##### Extracted data #####
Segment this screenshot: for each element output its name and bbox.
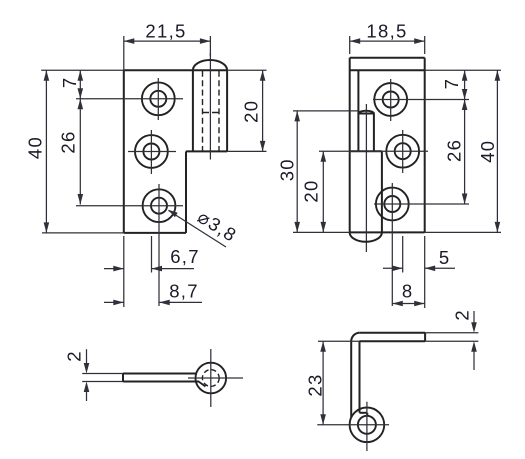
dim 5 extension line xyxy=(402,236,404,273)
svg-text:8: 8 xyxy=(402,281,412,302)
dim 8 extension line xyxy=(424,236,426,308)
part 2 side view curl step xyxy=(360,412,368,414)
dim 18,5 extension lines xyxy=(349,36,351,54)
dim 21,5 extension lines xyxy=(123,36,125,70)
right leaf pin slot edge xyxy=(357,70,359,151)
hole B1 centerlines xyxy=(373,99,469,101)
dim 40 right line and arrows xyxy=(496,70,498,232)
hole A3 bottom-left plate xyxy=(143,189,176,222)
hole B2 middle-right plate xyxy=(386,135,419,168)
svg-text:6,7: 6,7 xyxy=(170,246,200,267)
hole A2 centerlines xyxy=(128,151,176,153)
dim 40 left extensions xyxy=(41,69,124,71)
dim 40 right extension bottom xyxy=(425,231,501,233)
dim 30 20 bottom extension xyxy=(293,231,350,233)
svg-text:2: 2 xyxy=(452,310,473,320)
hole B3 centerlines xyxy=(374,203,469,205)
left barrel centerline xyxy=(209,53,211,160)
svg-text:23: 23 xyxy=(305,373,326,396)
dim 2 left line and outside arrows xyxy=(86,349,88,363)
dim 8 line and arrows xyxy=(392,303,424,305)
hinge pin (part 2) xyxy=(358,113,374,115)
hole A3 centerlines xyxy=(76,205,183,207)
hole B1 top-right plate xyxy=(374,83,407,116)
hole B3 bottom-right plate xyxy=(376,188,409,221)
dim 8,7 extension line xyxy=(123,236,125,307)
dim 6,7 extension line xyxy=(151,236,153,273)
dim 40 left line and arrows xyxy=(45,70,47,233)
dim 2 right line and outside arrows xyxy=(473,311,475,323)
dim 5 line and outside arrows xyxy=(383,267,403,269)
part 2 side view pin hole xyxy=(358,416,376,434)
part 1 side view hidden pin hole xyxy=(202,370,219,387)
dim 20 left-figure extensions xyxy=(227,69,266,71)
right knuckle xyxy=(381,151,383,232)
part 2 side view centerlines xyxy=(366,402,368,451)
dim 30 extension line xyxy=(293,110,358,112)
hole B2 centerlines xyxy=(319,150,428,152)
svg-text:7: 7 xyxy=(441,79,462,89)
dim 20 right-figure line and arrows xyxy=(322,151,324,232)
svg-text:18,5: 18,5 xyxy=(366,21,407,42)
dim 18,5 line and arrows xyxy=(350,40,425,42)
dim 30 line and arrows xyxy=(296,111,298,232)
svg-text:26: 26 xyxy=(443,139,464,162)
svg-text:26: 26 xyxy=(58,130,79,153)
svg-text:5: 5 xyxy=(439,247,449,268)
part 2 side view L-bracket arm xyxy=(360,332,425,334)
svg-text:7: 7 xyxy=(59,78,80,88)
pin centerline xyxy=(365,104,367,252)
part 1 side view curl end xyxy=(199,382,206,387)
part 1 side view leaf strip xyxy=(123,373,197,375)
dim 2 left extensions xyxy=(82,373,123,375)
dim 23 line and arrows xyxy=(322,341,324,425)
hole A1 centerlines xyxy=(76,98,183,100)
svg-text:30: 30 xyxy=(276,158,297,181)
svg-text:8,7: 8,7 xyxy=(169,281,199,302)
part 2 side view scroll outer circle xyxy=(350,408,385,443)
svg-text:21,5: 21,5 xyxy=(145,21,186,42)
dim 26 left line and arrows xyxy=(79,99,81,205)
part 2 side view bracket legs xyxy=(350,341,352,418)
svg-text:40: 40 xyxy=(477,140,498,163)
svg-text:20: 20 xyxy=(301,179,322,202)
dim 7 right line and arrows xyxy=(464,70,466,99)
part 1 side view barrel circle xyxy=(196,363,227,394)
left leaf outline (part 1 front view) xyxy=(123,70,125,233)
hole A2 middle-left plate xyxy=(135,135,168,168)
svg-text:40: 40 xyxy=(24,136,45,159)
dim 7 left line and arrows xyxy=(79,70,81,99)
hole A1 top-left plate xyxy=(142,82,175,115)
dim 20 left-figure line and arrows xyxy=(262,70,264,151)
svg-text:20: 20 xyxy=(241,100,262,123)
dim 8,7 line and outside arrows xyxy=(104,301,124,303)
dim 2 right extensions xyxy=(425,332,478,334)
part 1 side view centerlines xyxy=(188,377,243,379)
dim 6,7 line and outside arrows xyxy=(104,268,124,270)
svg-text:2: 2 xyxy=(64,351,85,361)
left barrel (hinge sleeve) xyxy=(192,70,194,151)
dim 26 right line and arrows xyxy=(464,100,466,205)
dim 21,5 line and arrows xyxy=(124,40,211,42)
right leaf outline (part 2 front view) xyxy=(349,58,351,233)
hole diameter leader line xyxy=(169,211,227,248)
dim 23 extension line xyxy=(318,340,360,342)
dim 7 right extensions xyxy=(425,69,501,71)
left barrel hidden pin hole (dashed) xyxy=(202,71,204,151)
#####
##### Extracted data #####
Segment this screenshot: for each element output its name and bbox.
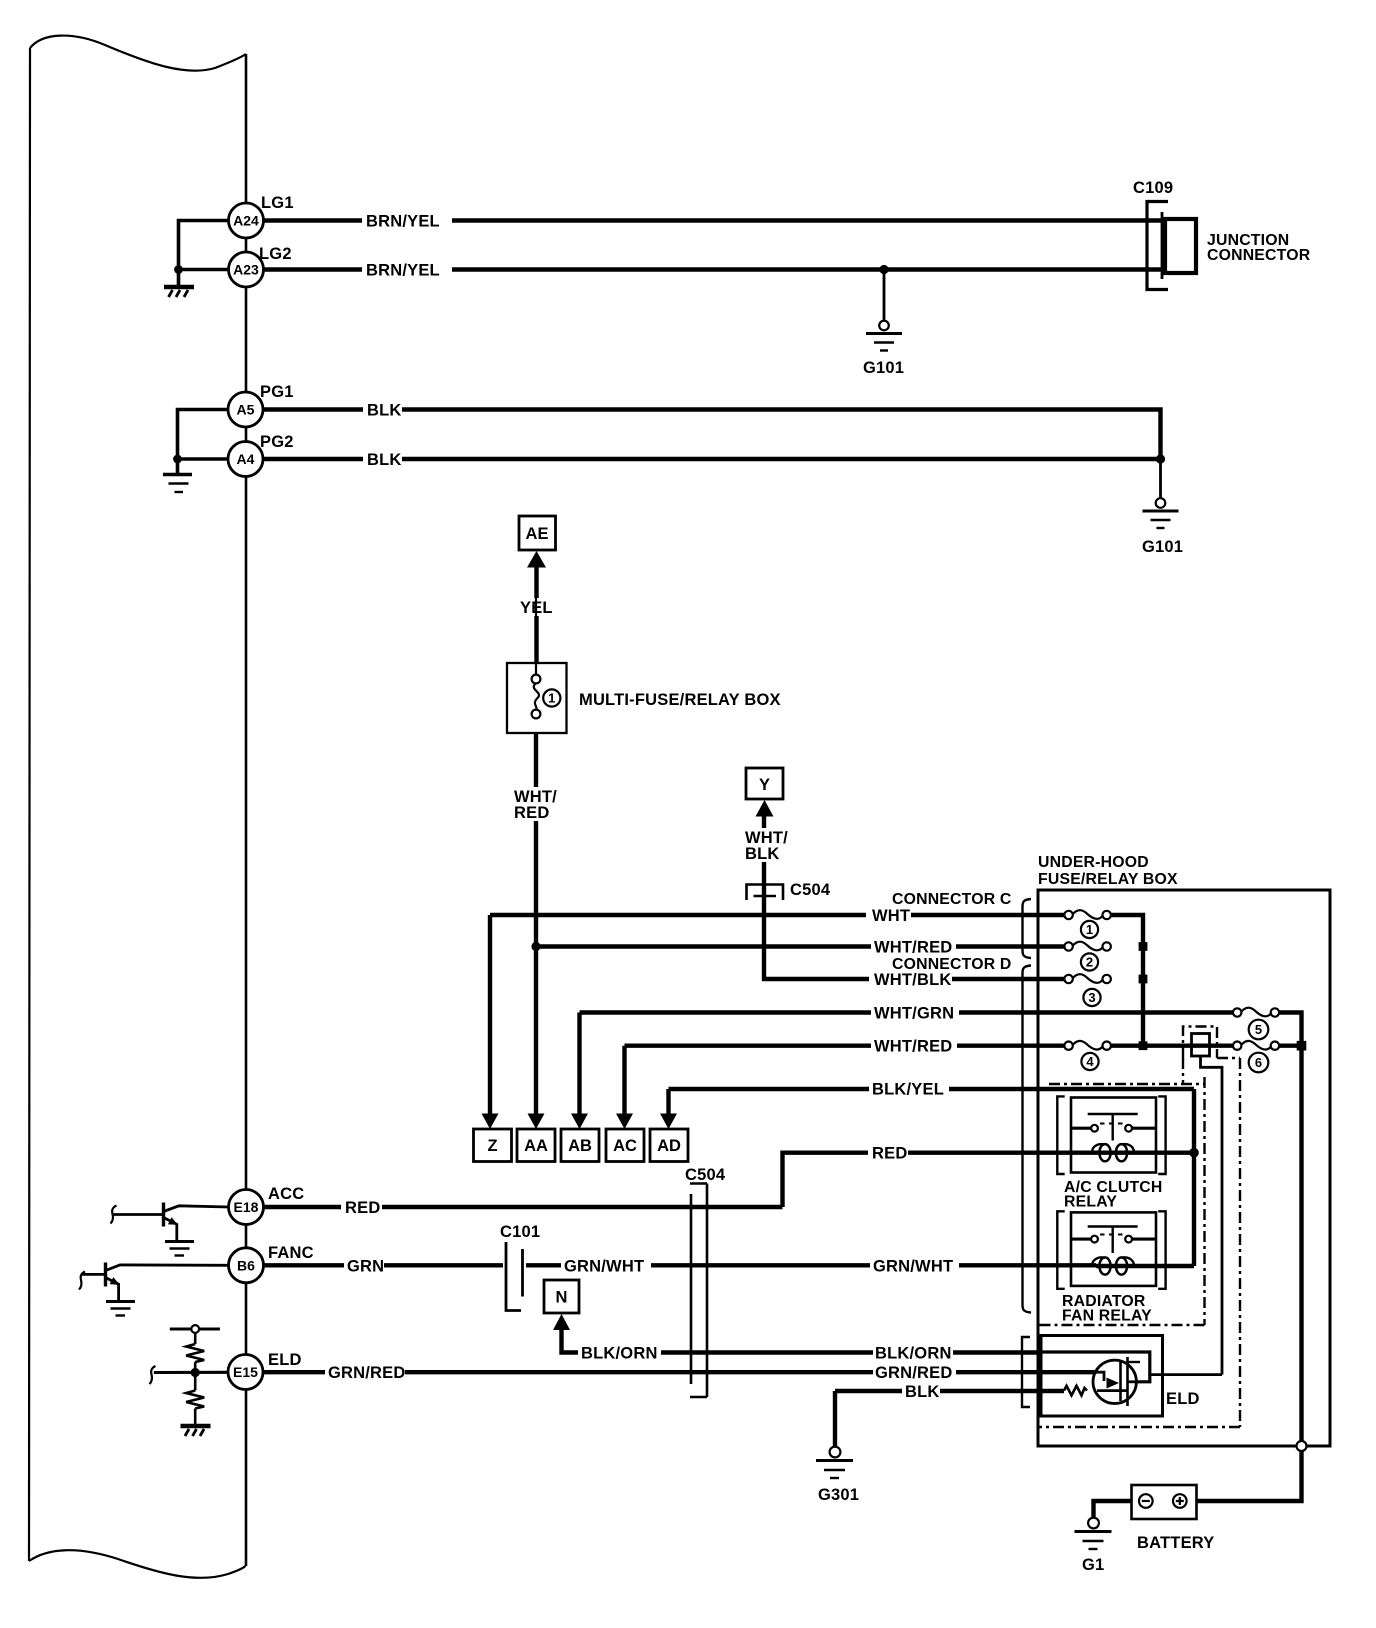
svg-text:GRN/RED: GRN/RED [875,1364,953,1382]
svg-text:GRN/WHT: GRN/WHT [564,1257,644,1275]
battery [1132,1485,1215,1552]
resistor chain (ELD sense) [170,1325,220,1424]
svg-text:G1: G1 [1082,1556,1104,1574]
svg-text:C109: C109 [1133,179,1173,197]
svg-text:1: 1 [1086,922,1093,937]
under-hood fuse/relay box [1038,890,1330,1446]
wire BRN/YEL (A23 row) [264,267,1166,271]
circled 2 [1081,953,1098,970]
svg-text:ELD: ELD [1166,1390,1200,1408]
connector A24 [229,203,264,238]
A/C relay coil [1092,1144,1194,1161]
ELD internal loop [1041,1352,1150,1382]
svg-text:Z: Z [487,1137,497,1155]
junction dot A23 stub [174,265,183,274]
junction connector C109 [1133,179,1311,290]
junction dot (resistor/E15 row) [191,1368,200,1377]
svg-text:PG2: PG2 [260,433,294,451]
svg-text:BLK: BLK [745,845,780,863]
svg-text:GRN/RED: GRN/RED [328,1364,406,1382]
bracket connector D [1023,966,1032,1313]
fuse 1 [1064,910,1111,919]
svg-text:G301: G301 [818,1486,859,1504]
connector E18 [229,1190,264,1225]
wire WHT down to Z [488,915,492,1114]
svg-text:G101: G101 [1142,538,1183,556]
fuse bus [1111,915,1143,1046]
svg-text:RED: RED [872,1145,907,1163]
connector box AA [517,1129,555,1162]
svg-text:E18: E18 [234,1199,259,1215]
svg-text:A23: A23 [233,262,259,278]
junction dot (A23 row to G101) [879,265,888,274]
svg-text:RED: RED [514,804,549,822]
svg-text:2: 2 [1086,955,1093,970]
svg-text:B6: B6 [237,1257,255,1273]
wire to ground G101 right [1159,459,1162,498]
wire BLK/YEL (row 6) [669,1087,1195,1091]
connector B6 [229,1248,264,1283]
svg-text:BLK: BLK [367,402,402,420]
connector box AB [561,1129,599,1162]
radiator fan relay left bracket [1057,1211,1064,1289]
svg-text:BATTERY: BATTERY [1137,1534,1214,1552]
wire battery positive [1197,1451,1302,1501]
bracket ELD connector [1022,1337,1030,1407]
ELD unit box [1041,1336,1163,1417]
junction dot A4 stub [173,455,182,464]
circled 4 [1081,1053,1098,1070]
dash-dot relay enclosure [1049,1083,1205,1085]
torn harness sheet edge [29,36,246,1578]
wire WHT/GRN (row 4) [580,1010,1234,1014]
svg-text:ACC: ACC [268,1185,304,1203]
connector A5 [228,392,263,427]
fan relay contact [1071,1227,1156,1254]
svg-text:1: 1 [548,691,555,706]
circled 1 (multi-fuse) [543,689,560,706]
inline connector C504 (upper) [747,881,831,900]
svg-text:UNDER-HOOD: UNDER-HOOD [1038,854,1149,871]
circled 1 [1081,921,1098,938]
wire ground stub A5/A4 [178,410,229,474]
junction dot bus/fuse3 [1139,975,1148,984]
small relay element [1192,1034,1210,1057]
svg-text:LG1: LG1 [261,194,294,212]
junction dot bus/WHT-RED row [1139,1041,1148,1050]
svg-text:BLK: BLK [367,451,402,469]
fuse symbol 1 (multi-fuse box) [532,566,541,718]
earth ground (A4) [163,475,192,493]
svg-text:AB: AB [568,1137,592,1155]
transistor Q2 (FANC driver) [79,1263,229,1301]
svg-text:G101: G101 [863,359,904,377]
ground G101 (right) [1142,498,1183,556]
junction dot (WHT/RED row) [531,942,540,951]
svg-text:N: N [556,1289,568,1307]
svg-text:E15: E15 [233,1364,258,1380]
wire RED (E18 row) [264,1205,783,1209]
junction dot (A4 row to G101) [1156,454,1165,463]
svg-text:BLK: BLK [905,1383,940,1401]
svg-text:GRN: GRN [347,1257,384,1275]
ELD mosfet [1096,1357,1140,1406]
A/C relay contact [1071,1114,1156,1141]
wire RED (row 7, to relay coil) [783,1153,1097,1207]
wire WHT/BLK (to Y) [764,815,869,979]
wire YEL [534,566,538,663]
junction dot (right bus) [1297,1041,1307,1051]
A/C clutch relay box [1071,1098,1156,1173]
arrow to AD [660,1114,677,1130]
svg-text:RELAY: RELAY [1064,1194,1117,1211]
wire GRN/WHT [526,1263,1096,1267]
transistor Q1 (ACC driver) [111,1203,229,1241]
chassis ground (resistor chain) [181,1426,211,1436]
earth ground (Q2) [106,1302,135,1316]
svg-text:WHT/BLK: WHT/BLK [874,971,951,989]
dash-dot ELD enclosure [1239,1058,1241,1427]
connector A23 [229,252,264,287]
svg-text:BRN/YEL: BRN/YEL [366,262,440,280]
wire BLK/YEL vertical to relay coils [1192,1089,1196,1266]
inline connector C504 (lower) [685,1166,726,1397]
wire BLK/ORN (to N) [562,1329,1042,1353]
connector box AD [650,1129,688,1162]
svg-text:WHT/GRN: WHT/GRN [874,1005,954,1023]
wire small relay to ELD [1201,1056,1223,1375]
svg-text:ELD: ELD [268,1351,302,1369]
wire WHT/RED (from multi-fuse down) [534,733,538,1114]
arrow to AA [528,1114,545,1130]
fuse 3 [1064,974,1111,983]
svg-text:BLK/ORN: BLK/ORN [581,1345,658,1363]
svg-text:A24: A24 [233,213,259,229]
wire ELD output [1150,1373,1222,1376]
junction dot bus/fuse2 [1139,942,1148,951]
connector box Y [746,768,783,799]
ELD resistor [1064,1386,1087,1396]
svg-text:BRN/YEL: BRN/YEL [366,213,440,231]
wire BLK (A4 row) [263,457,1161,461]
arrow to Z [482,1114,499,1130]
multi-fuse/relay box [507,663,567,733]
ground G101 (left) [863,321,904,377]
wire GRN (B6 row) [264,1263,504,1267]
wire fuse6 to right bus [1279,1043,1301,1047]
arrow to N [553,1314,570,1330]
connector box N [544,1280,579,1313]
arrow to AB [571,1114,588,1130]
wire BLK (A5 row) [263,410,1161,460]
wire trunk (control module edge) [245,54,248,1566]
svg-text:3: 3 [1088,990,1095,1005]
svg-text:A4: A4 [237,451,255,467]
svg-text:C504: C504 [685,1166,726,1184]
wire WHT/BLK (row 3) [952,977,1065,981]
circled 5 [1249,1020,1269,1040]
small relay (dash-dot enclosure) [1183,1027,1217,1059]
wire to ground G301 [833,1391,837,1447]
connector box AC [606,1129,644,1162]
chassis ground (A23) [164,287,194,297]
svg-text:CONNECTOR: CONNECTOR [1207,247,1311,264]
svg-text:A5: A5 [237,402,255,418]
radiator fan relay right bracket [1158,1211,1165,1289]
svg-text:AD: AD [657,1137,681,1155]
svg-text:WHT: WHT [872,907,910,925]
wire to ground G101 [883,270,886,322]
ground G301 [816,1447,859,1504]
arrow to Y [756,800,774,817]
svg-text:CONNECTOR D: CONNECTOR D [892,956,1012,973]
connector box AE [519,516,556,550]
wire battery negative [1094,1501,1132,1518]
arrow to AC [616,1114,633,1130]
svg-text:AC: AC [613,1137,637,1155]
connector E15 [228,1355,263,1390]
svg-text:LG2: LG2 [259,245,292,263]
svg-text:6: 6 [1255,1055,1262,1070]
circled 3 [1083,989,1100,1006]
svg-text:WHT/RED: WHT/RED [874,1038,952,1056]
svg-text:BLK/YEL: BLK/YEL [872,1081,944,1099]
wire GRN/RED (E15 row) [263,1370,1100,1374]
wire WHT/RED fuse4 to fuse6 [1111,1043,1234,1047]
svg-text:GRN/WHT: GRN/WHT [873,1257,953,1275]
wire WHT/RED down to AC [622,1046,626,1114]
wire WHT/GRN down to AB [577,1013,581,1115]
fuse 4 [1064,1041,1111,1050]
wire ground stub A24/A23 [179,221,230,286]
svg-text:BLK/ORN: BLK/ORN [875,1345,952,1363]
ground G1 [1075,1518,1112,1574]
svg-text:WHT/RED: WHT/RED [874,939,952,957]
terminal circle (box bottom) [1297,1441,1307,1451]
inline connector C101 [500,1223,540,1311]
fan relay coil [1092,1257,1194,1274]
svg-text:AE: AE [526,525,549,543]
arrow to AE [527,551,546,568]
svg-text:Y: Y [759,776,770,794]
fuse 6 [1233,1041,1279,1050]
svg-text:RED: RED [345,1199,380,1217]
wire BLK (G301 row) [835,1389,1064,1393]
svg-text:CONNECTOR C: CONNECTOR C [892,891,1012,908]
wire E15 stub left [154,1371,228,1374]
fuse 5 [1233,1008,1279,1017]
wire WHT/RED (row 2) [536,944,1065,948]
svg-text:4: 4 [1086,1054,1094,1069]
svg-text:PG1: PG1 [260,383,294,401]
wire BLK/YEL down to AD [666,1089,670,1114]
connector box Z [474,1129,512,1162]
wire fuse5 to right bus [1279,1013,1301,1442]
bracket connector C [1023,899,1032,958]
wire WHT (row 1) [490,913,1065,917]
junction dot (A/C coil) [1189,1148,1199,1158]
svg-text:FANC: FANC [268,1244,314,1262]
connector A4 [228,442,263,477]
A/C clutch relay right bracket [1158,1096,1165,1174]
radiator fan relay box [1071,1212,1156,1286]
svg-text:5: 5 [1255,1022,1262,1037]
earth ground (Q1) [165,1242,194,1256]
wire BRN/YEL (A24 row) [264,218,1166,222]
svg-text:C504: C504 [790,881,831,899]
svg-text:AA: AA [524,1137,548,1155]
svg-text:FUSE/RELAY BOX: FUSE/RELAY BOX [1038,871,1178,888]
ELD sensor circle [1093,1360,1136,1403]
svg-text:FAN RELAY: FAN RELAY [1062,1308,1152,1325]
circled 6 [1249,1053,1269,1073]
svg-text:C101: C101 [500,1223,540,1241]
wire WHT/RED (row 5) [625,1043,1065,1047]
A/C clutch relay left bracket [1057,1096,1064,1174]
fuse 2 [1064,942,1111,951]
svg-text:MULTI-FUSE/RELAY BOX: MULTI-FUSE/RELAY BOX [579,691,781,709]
#####
**Set task**.
Rewrite the part of the listing that opens with the line containing "svg-text:GRN/RED: GRN/RED [875,1364,953,1382]" and closes with the line containing "svg-text:Z: Z [487,1137,497,1155]", changing "resistor chain" to "resistor string" and leaving everything else as it is.

**Written answer**.
svg-text:GRN/RED: GRN/RED [875,1364,953,1382]
svg-text:GRN/WHT: GRN/WHT [564,1257,644,1275]
battery [1132,1485,1215,1552]
resistor string (ELD sense) [170,1325,220,1424]
svg-text:G1: G1 [1082,1556,1104,1574]
svg-text:C109: C109 [1133,179,1173,197]
svg-text:1: 1 [1086,922,1093,937]
under-hood fuse/relay box [1038,890,1330,1446]
wire BRN/YEL (A23 row) [264,267,1166,271]
circled 2 [1081,953,1098,970]
svg-text:ELD: ELD [1166,1390,1200,1408]
connector A24 [229,203,264,238]
A/C relay coil [1092,1144,1194,1161]
ELD internal loop [1041,1352,1150,1382]
svg-text:Z: Z [487,1137,497,1155]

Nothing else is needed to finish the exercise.